**EXERCISE BRIEF**.
Each record below must be returned exactly as shown.

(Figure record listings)

..........

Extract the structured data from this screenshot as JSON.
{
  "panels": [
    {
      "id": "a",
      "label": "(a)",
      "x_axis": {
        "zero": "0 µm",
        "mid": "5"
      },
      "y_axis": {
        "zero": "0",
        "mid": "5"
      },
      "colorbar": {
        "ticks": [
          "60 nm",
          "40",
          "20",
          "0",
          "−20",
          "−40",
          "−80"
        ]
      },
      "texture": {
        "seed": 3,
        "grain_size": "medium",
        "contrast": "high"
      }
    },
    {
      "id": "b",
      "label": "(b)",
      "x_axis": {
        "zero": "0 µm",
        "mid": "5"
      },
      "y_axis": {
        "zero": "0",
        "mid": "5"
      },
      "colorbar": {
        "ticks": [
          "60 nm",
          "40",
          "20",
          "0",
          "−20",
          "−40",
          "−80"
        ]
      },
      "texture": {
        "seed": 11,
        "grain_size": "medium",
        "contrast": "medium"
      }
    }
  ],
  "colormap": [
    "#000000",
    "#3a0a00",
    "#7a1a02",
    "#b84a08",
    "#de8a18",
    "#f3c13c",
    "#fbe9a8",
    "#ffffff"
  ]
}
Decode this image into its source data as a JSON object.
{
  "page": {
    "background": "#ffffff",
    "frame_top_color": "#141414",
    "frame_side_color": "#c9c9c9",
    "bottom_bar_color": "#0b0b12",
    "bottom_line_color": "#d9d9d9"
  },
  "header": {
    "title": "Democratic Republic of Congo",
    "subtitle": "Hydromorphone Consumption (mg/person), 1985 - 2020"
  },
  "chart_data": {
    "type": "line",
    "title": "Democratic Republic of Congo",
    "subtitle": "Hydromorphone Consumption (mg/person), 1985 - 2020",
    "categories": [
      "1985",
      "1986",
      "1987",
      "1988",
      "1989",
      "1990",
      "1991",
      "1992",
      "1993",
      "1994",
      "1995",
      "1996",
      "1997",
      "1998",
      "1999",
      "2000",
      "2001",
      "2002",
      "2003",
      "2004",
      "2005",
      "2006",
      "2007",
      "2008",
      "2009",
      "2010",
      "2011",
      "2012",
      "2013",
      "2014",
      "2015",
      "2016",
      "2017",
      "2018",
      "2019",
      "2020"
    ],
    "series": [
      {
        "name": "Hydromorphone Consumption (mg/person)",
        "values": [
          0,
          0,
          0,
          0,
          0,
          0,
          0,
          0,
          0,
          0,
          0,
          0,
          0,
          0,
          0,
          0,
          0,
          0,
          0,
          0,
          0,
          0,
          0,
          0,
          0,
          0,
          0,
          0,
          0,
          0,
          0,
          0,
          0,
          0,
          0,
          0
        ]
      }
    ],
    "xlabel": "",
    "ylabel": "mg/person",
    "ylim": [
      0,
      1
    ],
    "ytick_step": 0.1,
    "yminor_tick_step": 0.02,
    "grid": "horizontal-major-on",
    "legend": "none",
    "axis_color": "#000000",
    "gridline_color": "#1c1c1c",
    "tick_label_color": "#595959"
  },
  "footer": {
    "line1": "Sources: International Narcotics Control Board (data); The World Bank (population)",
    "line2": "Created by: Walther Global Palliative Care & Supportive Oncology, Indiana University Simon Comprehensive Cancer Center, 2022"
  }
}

..........

**CORRECT ANSWER**.
Extract the structured data from this screenshot as JSON.
{
  "panels": [
    {
      "id": "a",
      "label": "(a)",
      "x_axis": {
        "zero": "0 µm",
        "mid": "5"
      },
      "y_axis": {
        "zero": "0",
        "mid": "5"
      },
      "colorbar": {
        "ticks": [
          "60 nm",
          "40",
          "20",
          "0",
          "−20",
          "−40",
          "−80"
        ]
      },
      "texture": {
        "seed": 3,
        "grain_size": "medium",
        "contrast": "high"
      }
    },
    {
      "id": "b",
      "label": "(b)",
      "x_axis": {
        "zero": "0 µm",
        "mid": "5"
      },
      "y_axis": {
        "zero": "0",
        "mid": "5"
      },
      "colorbar": {
        "ticks": [
          "60 nm",
          "40",
          "20",
          "0",
          "−20",
          "−40",
          "−80"
        ]
      },
      "texture": {
        "seed": 11,
        "grain_size": "medium",
        "contrast": "medium"
      }
    }
  ],
  "colormap": [
    "#000000",
    "#3a0a00",
    "#7a1a02",
    "#b84a08",
    "#de8a18",
    "#f3c13c",
    "#fbe9a8",
    "#ffffff"
  ]
}
Decode this image into its source data as a JSON object.
{
  "page": {
    "background": "#ffffff",
    "frame_top_color": "#141414",
    "frame_side_color": "#c9c9c9",
    "bottom_bar_color": "#0b0b12",
    "bottom_line_color": "#d9d9d9"
  },
  "header": {
    "title": "Democratic Republic of Congo",
    "subtitle": "Hydromorphone Consumption (mg/person), 1985 - 2020"
  },
  "chart_data": {
    "type": "line",
    "title": "Democratic Republic of Congo",
    "subtitle": "Hydromorphone Consumption (mg/person), 1985 - 2020",
    "categories": [
      "1985",
      "1986",
      "1987",
      "1988",
      "1989",
      "1990",
      "1991",
      "1992",
      "1993",
      "1994",
      "1995",
      "1996",
      "1997",
      "1998",
      "1999",
      "2000",
      "2001",
      "2002",
      "2003",
      "2004",
      "2005",
      "2006",
      "2007",
      "2008",
      "2009",
      "2010",
      "2011",
      "2012",
      "2013",
      "2014",
      "2015",
      "2016",
      "2017",
      "2018",
      "2019",
      "2020"
    ],
    "series": [
      {
        "name": "Hydromorphone Consumption (mg/person)",
        "values": [
          0,
          0,
          0,
          0,
          0,
          0,
          0,
          0,
          0,
          0,
          0,
          0,
          0,
          0,
          0,
          0,
          0,
          0,
          0,
          0,
          0,
          0,
          0,
          0,
          0,
          0,
          0,
          0,
          0,
          0,
          0,
          0,
          0,
          0,
          0,
          0
        ]
      }
    ],
    "xlabel": "",
    "ylabel": "mg/person",
    "ylim": [
      0,
      1
    ],
    "ytick_step": 0.1,
    "yminor_tick_step": 0.02,
    "grid": "horizontal-major-on",
    "legend": "none",
    "axis_color": "#000000",
    "gridline_color": "#1c1c1c",
    "tick_label_color": "#595959"
  },
  "footer": {
    "line1": "Sources: International Narcotics Control Board (data); The World Bank (population)",
    "line2": "Created by: Walther Global Palliative Care & Supportive Oncology, Indiana University Simon Comprehensive Cancer Center, 2022"
  }
}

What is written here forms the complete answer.